Dataset records |
>>>

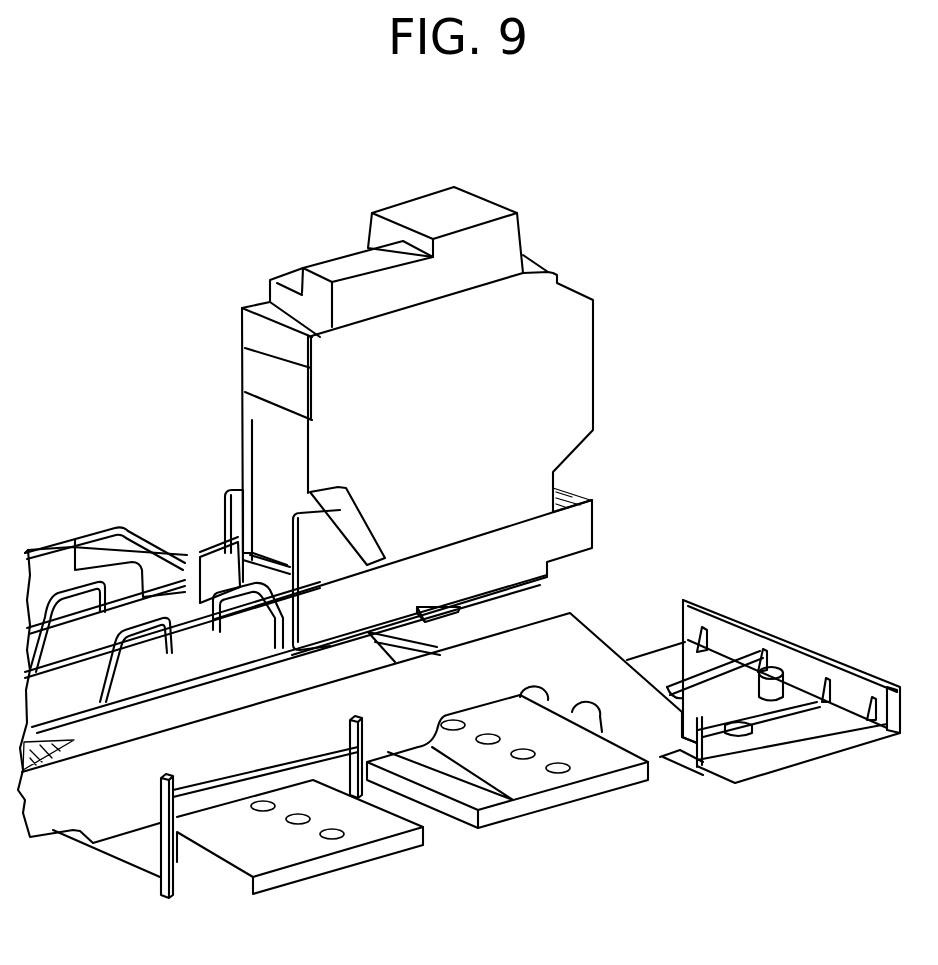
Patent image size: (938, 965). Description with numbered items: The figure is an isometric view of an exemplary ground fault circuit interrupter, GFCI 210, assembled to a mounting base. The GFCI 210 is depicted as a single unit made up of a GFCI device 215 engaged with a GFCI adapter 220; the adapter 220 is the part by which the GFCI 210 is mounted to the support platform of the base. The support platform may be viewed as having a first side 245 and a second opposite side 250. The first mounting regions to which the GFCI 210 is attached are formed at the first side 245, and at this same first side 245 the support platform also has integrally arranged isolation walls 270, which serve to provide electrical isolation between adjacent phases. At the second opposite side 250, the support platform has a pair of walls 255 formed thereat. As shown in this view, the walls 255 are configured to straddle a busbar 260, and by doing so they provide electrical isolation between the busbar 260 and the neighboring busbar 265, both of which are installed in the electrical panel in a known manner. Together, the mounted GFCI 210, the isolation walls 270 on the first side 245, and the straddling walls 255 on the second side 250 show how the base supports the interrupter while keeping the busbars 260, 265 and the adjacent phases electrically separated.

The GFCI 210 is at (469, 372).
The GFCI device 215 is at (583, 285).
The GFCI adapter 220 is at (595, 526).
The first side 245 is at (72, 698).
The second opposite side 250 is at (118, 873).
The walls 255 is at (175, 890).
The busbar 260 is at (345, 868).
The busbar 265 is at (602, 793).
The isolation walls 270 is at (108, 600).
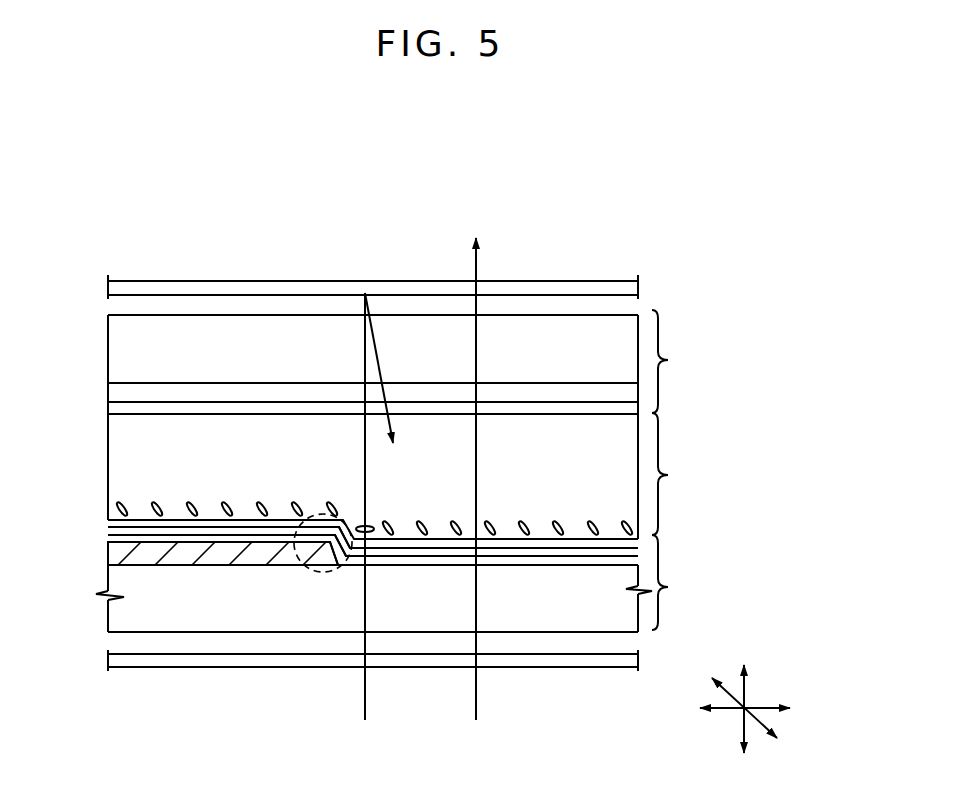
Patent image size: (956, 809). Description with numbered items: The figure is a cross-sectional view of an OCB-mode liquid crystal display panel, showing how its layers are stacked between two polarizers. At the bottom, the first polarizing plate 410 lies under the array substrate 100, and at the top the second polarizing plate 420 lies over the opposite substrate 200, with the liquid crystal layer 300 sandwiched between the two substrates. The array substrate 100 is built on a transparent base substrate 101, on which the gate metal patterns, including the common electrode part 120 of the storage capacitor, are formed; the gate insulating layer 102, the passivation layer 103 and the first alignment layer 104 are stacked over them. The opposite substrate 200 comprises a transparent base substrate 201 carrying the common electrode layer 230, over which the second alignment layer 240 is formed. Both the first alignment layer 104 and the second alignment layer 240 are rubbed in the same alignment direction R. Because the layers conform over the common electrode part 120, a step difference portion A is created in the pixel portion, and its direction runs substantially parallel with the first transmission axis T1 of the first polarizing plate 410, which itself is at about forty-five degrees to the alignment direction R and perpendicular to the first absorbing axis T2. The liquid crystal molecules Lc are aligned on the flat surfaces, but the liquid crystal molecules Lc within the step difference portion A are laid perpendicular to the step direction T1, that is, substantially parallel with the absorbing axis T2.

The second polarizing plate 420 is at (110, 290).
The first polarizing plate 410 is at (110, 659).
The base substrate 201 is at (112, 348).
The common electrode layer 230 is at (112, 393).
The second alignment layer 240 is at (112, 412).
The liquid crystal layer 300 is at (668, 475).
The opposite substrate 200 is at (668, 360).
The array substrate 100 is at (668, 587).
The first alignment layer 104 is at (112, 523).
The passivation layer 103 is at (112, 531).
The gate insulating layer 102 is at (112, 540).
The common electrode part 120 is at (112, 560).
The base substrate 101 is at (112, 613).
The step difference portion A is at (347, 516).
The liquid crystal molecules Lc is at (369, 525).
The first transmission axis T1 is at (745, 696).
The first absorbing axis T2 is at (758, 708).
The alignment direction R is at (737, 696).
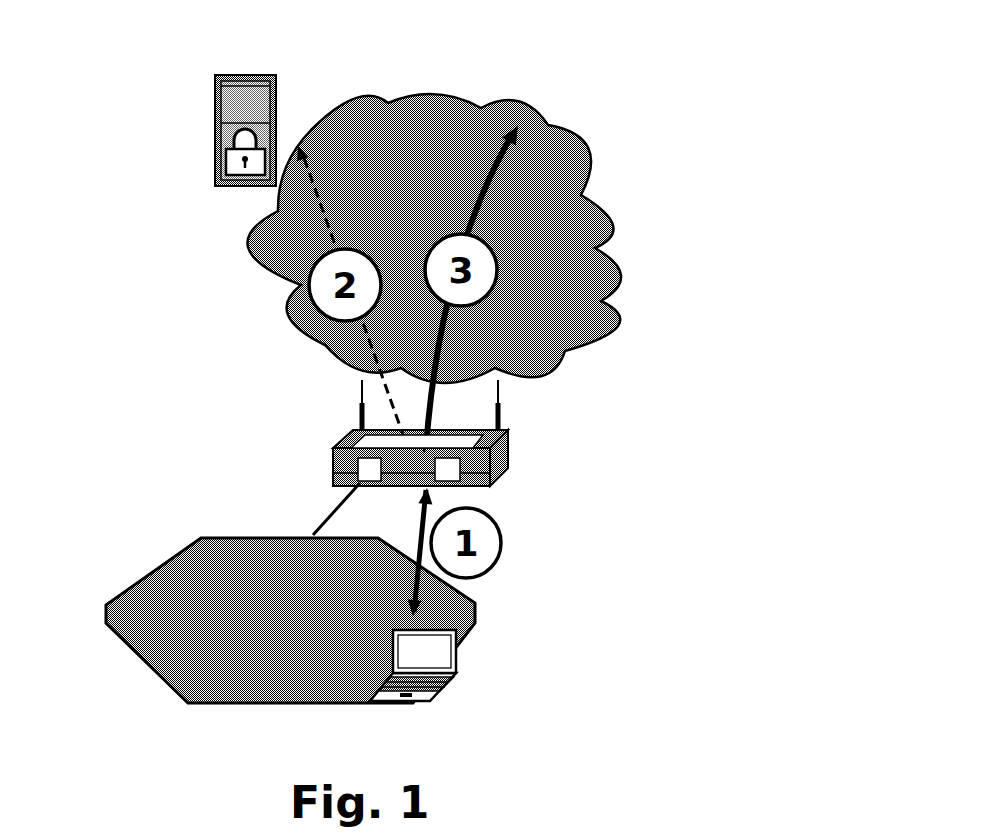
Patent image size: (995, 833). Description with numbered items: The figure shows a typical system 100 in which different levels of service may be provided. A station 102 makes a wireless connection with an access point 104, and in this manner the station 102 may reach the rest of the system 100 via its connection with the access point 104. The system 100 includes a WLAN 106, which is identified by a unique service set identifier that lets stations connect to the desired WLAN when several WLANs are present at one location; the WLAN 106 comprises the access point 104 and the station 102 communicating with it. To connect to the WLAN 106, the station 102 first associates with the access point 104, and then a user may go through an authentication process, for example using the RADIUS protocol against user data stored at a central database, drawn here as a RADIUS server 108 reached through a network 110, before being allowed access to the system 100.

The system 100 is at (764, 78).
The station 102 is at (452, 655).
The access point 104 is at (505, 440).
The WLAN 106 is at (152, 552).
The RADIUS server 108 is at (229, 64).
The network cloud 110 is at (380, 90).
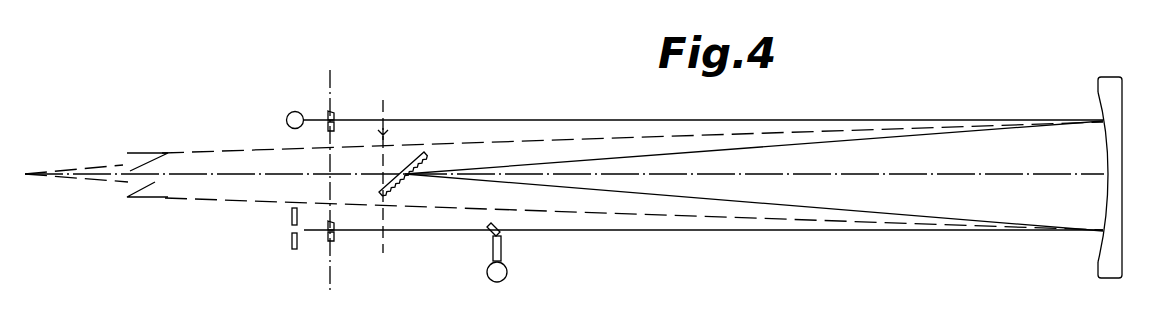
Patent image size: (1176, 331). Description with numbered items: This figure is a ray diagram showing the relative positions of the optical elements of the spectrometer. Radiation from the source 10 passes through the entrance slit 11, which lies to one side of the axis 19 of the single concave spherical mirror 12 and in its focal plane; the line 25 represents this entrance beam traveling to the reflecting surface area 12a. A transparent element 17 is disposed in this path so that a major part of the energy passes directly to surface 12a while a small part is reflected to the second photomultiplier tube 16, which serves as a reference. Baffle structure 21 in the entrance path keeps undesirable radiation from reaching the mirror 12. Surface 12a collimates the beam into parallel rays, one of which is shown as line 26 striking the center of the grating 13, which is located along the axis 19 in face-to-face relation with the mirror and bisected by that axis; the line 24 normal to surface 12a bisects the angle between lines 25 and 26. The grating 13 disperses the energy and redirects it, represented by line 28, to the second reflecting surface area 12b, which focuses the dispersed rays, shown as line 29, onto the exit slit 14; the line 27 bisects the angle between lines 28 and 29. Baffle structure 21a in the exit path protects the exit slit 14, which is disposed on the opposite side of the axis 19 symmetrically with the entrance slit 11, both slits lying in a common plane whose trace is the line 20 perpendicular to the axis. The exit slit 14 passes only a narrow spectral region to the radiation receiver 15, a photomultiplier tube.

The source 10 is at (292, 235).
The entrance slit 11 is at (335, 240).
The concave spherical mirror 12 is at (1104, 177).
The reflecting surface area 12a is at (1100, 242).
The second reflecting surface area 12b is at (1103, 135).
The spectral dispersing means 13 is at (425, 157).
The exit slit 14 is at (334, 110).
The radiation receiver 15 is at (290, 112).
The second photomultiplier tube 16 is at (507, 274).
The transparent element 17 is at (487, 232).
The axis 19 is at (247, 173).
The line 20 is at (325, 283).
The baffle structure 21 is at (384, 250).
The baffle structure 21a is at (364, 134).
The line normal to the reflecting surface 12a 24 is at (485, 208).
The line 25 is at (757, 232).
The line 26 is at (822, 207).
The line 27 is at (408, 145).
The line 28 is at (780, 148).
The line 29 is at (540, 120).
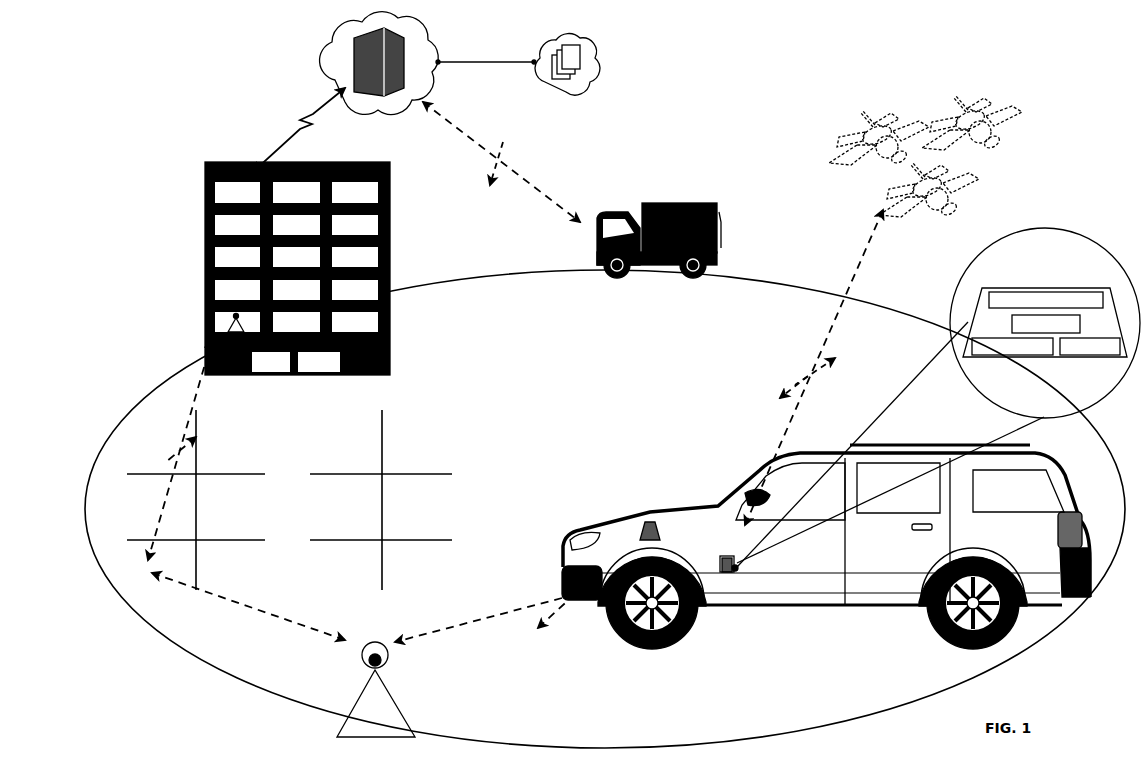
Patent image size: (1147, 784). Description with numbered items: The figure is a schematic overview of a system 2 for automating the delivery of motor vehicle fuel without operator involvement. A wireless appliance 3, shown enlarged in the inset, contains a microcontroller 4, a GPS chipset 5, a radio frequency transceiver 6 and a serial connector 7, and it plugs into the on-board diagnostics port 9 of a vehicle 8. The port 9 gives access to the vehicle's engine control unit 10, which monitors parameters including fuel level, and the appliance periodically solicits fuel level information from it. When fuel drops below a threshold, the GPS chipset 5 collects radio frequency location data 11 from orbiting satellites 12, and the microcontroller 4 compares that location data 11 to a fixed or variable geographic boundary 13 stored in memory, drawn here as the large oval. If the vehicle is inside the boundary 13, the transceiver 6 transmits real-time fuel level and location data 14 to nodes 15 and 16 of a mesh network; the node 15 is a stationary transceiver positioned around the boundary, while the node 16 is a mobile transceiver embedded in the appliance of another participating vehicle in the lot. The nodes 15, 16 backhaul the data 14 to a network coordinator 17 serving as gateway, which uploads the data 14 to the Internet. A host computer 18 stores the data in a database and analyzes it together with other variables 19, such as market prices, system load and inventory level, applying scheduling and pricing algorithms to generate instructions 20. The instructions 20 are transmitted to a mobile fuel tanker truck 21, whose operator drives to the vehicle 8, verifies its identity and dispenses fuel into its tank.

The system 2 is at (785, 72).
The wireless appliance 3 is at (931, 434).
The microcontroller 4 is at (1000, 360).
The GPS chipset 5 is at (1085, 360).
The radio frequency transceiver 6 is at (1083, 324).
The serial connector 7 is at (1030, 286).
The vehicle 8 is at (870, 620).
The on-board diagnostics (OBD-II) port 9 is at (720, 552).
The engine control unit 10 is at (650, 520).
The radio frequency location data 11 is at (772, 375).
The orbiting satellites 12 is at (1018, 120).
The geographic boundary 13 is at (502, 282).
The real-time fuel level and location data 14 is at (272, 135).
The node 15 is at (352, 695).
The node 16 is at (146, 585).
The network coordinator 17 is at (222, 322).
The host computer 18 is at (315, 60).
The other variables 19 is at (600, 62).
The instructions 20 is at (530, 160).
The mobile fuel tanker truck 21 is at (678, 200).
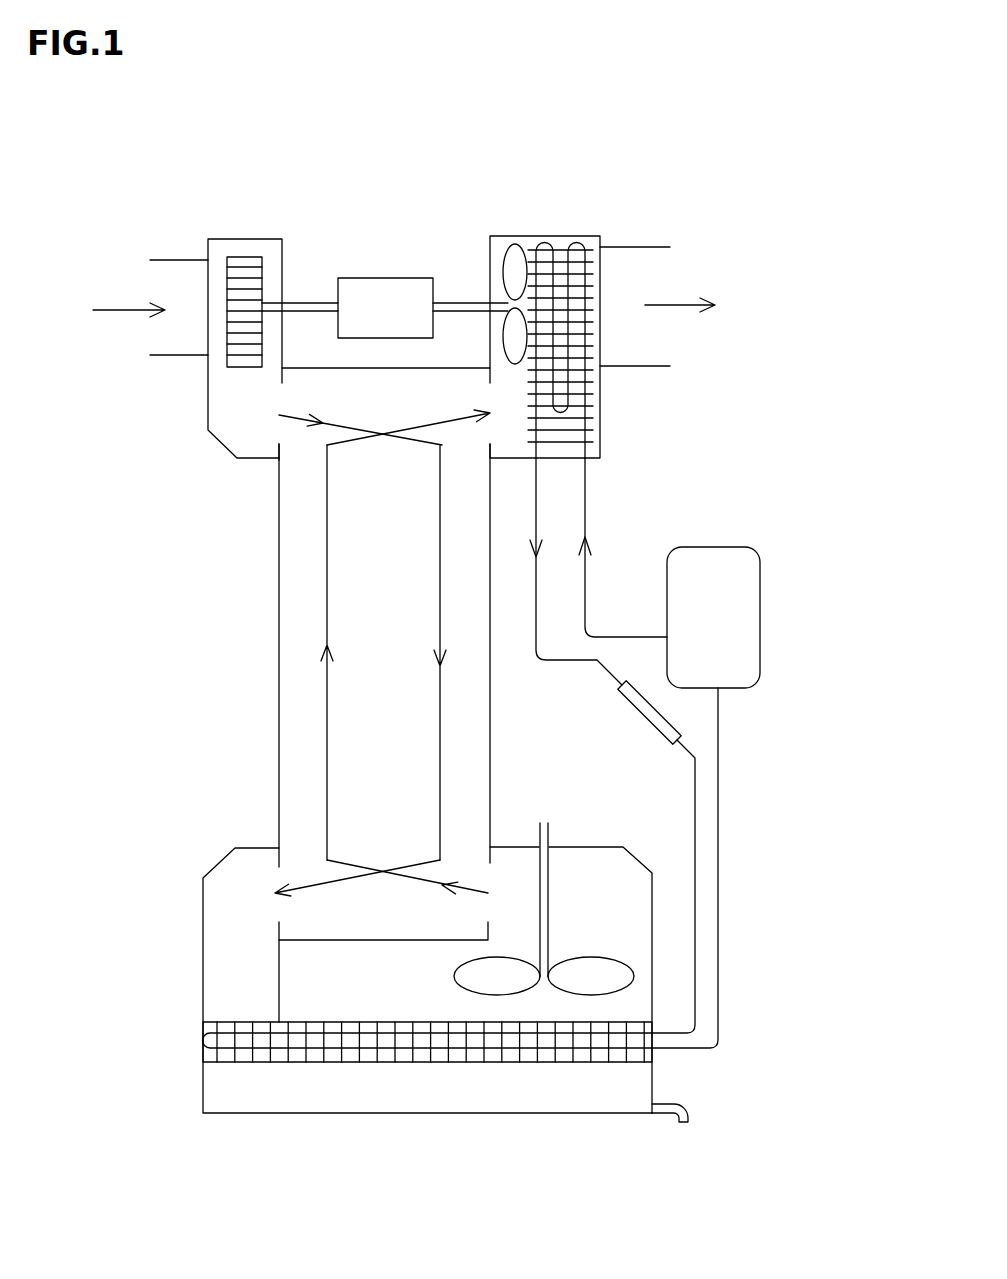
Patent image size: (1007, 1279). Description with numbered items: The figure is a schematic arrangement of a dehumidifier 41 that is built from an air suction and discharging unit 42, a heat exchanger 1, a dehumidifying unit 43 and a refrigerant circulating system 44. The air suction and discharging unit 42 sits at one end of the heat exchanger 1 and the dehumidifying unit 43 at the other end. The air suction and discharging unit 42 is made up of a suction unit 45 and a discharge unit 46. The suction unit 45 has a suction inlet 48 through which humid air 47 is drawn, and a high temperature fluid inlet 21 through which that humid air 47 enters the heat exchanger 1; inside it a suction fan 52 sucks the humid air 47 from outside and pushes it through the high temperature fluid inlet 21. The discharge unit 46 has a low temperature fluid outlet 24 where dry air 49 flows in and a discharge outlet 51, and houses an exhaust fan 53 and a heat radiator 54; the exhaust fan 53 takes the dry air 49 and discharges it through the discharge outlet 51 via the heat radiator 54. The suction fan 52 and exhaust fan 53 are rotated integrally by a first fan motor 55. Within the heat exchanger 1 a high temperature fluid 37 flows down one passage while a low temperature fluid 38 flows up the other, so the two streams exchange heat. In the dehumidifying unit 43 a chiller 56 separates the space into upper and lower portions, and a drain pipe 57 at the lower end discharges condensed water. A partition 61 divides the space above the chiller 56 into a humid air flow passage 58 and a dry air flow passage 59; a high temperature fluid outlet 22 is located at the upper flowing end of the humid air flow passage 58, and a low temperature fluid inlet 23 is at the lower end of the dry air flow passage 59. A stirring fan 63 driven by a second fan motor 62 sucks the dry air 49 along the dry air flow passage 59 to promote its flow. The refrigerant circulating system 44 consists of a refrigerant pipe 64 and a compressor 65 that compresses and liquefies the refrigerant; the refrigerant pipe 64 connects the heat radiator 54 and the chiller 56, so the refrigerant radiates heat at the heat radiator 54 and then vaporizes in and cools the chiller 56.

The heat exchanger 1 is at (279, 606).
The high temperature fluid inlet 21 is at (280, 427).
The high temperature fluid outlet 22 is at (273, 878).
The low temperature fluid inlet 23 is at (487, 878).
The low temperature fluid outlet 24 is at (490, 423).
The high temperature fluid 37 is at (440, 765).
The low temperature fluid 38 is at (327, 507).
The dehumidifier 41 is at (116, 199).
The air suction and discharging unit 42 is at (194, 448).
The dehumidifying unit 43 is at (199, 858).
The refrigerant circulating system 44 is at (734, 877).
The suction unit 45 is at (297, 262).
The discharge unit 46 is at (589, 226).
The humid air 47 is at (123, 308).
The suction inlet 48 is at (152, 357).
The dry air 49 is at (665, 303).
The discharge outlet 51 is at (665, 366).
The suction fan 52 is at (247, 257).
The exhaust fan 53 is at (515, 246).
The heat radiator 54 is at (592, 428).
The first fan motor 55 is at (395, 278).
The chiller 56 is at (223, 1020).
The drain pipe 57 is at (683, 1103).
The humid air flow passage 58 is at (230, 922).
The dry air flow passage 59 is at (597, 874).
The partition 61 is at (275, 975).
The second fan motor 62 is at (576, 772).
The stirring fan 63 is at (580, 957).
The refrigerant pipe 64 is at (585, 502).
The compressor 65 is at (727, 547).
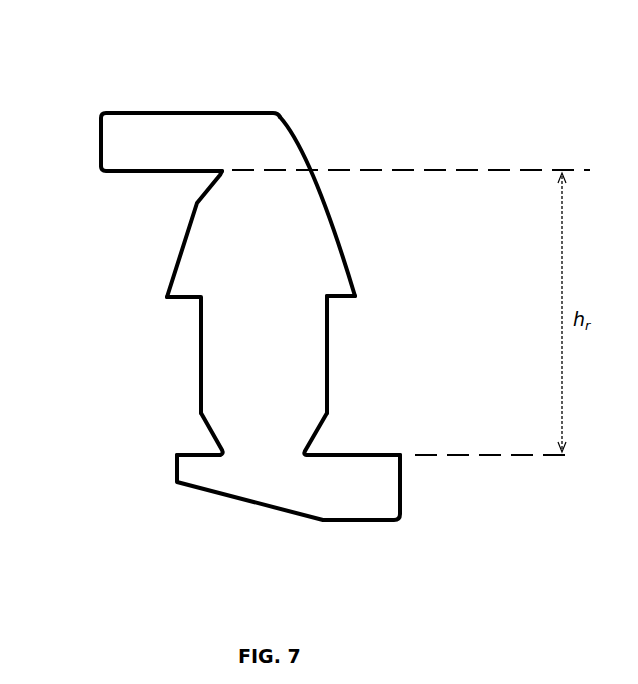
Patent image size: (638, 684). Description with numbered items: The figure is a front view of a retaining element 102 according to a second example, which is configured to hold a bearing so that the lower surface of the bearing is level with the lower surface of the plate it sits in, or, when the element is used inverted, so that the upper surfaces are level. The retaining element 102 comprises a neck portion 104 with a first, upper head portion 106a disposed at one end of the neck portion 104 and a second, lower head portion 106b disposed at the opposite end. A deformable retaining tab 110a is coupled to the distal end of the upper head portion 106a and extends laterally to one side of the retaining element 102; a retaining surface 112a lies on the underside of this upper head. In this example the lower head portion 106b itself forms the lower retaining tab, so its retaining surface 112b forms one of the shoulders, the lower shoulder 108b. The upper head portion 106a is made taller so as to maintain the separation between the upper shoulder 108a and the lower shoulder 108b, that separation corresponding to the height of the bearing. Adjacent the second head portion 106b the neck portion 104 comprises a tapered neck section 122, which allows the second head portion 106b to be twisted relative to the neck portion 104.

<<<

The task | Recast the records, from their start through the line with "The isolation walls 270 is at (108, 600).", as a two-column CSV headed entry and response, one row per record, with the record's text under entry and its answer under response. Quote each field, turn line breaks into spaces, and leave out the pictures.

Solution |
entry,response
"Patent image size: (938, 965). Description with numbered items: The figure is an isometric view of an exemplary ground fault circuit interrupter, GFCI 210, assembled to a mounting base. The GFCI 210 is depicted as a single unit made up of a GFCI device 215 engaged with a GFCI adapter 220; the adapter 220 is the part by which the GFCI 210 is mounted to the support platform of the base. The support platform may be viewed as having a first side 245 and a second opposite side 250. The first mounting regions to which the GFCI 210 is attached are formed at the first side 245, and at this same first side 245 the support platform also has integrally arranged isolation walls 270, which serve to provide electrical isolation between adjacent phases. At the second opposite side 250, the support platform has a pair of walls 255 formed thereat. As shown in this view, the walls 255 are configured to straddle a busbar 260, and by doing so they provide electrical isolation between the busbar 260 and the neighboring busbar 265, both of which are installed in the electrical panel in a known manner. Together, the mounted GFCI 210, the isolation walls 270 on the first side 245, and the straddling walls 255 on the second side 250 show how the base supports the interrupter while keeping the busbars 260, 265 and the adjacent phases electrically separated.","The GFCI 210 is at (469, 372). The GFCI device 215 is at (583, 285). The GFCI adapter 220 is at (595, 526). The first side 245 is at (72, 698). The second opposite side 250 is at (118, 873). The walls 255 is at (175, 890). The busbar 260 is at (345, 868). The busbar 265 is at (602, 793). The isolation walls 270 is at (108, 600)."